JOB:
Quote every entry word for word.

═════ EXERCISE INPUTS

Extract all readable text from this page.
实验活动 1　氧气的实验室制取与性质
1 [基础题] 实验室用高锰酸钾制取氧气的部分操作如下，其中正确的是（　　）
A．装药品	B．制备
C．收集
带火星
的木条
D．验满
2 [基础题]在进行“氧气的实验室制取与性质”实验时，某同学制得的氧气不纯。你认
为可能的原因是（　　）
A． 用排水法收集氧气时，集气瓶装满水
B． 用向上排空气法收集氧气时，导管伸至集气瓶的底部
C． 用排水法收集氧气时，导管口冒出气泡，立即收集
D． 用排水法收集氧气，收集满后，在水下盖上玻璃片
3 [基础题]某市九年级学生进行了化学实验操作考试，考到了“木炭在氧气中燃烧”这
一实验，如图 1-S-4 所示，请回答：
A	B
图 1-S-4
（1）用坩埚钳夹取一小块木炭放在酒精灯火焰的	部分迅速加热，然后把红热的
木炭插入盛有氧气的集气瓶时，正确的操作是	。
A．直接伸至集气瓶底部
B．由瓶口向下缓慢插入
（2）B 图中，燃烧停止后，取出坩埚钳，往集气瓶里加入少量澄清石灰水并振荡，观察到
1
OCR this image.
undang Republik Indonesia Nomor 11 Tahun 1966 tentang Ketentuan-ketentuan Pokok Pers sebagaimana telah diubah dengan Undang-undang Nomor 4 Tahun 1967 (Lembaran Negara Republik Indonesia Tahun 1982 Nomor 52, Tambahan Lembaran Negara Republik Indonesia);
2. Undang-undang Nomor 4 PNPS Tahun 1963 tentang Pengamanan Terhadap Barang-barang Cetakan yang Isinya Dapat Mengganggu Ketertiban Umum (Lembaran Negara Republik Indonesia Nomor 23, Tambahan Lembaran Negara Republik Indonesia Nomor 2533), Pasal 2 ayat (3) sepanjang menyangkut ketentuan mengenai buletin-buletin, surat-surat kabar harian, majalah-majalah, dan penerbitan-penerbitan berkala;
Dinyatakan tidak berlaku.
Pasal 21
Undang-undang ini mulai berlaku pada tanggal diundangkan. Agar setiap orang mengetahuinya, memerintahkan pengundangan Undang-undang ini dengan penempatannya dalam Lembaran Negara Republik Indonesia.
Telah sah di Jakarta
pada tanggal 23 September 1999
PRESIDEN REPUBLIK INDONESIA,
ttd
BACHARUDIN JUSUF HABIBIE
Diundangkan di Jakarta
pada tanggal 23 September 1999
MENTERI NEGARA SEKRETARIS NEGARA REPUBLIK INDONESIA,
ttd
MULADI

══════════

SOLUTION:
Extract all readable text from this page.
实验活动 1　氧气的实验室制取与性质
1 [基础题] 实验室用高锰酸钾制取氧气的部分操作如下，其中正确的是（　　）
A．装药品	B．制备
C．收集
带火星
的木条
D．验满
2 [基础题]在进行“氧气的实验室制取与性质”实验时，某同学制得的氧气不纯。你认
为可能的原因是（　　）
A． 用排水法收集氧气时，集气瓶装满水
B． 用向上排空气法收集氧气时，导管伸至集气瓶的底部
C． 用排水法收集氧气时，导管口冒出气泡，立即收集
D． 用排水法收集氧气，收集满后，在水下盖上玻璃片
3 [基础题]某市九年级学生进行了化学实验操作考试，考到了“木炭在氧气中燃烧”这
一实验，如图 1-S-4 所示，请回答：
A	B
图 1-S-4
（1）用坩埚钳夹取一小块木炭放在酒精灯火焰的	部分迅速加热，然后把红热的
木炭插入盛有氧气的集气瓶时，正确的操作是	。
A．直接伸至集气瓶底部
B．由瓶口向下缓慢插入
（2）B 图中，燃烧停止后，取出坩埚钳，往集气瓶里加入少量澄清石灰水并振荡，观察到
1
OCR this image.
undang Republik Indonesia Nomor 11 Tahun 1966 tentang Ketentuan-ketentuan Pokok Pers sebagaimana telah diubah dengan Undang-undang Nomor 4 Tahun 1967 (Lembaran Negara Republik Indonesia Tahun 1982 Nomor 52, Tambahan Lembaran Negara Republik Indonesia);
2. Undang-undang Nomor 4 PNPS Tahun 1963 tentang Pengamanan Terhadap Barang-barang Cetakan yang Isinya Dapat Mengganggu Ketertiban Umum (Lembaran Negara Republik Indonesia Nomor 23, Tambahan Lembaran Negara Republik Indonesia Nomor 2533), Pasal 2 ayat (3) sepanjang menyangkut ketentuan mengenai buletin-buletin, surat-surat kabar harian, majalah-majalah, dan penerbitan-penerbitan berkala;
Dinyatakan tidak berlaku.
Pasal 21
Undang-undang ini mulai berlaku pada tanggal diundangkan. Agar setiap orang mengetahuinya, memerintahkan pengundangan Undang-undang ini dengan penempatannya dalam Lembaran Negara Republik Indonesia.
Telah sah di Jakarta
pada tanggal 23 September 1999
PRESIDEN REPUBLIK INDONESIA,
ttd
BACHARUDIN JUSUF HABIBIE
Diundangkan di Jakarta
pada tanggal 23 September 1999
MENTERI NEGARA SEKRETARIS NEGARA REPUBLIK INDONESIA,
ttd
MULADI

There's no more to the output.